- DATASET -
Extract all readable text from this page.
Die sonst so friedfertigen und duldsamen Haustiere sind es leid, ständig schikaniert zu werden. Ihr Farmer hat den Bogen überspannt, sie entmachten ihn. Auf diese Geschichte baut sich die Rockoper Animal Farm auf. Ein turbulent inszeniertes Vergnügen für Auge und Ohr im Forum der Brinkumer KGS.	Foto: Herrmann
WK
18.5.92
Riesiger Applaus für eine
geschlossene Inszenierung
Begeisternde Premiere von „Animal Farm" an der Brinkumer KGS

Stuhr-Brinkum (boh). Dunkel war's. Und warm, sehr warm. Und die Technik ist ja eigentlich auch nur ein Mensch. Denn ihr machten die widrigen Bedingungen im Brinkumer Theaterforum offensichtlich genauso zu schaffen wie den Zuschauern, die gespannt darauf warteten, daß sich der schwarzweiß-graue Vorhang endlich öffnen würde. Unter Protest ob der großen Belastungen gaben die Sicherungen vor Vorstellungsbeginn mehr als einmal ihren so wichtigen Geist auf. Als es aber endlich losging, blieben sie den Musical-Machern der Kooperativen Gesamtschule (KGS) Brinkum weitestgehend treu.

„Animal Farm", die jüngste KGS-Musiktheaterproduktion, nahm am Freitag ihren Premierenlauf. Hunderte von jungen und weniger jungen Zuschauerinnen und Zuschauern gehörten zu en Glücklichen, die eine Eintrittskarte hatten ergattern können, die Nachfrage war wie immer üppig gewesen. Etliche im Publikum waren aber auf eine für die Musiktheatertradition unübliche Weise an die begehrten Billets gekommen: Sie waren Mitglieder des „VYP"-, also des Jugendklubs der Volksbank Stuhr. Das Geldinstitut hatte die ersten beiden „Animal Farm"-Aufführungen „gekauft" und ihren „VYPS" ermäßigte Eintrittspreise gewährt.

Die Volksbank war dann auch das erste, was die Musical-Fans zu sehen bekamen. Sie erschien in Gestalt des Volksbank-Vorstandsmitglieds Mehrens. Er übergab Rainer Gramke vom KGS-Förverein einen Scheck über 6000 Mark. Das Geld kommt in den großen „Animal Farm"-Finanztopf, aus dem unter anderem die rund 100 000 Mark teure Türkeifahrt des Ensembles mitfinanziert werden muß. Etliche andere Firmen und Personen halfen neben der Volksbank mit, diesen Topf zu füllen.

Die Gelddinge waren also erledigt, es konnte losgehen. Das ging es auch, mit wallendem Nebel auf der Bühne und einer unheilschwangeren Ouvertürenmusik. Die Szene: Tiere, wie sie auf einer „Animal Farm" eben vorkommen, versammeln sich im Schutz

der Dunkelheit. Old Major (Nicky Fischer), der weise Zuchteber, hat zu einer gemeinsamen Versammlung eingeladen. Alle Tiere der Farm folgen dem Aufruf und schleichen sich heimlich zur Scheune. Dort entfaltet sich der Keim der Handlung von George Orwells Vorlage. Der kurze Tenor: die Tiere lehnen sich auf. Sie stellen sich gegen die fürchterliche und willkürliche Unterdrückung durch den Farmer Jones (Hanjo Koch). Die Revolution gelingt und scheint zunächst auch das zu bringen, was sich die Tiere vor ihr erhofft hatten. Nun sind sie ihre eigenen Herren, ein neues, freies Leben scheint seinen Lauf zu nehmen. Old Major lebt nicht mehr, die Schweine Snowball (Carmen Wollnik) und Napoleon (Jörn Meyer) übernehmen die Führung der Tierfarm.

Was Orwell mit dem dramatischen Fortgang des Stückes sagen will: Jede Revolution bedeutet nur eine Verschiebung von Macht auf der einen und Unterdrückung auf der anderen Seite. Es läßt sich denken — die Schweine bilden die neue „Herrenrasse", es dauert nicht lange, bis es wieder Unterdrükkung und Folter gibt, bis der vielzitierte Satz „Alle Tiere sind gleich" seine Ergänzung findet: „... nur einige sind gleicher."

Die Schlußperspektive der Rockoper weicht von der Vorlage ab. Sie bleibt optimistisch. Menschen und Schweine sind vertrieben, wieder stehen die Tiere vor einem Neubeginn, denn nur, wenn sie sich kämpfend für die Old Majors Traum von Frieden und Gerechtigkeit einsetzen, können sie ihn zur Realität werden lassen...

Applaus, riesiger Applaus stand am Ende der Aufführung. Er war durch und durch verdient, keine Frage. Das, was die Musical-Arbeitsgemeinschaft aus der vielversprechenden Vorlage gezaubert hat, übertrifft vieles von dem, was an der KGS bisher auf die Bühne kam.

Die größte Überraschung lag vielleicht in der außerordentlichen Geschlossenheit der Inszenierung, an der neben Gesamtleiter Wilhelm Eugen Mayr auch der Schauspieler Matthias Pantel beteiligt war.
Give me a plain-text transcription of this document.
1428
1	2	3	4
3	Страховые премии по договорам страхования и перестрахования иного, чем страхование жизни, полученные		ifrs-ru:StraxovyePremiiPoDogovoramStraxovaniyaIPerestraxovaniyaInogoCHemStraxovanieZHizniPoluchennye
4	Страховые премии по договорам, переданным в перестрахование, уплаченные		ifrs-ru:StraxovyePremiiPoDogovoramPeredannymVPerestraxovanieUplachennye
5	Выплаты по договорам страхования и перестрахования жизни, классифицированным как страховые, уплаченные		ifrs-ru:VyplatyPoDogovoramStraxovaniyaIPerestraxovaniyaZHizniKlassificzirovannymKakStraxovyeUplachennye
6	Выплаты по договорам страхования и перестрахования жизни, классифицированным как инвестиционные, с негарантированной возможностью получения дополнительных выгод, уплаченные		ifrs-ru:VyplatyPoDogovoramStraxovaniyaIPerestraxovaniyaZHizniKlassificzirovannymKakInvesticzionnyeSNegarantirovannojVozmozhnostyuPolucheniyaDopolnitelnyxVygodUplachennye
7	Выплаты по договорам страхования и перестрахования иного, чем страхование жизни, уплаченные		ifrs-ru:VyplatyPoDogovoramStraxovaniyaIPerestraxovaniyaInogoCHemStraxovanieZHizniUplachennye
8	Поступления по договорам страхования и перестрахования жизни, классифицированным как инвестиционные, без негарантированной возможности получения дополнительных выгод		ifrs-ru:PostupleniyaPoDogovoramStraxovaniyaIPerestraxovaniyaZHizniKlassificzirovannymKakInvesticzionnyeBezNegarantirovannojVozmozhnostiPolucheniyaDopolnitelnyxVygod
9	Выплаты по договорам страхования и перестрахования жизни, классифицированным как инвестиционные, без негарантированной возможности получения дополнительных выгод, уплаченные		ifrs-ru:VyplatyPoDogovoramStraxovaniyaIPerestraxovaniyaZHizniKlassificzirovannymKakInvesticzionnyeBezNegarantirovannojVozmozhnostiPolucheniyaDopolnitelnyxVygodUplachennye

- REQUIRED WORK -
From the material given, work out how many lines hold the string "иного"; state that number and nothing further.

- EXERCISE RESULT -
2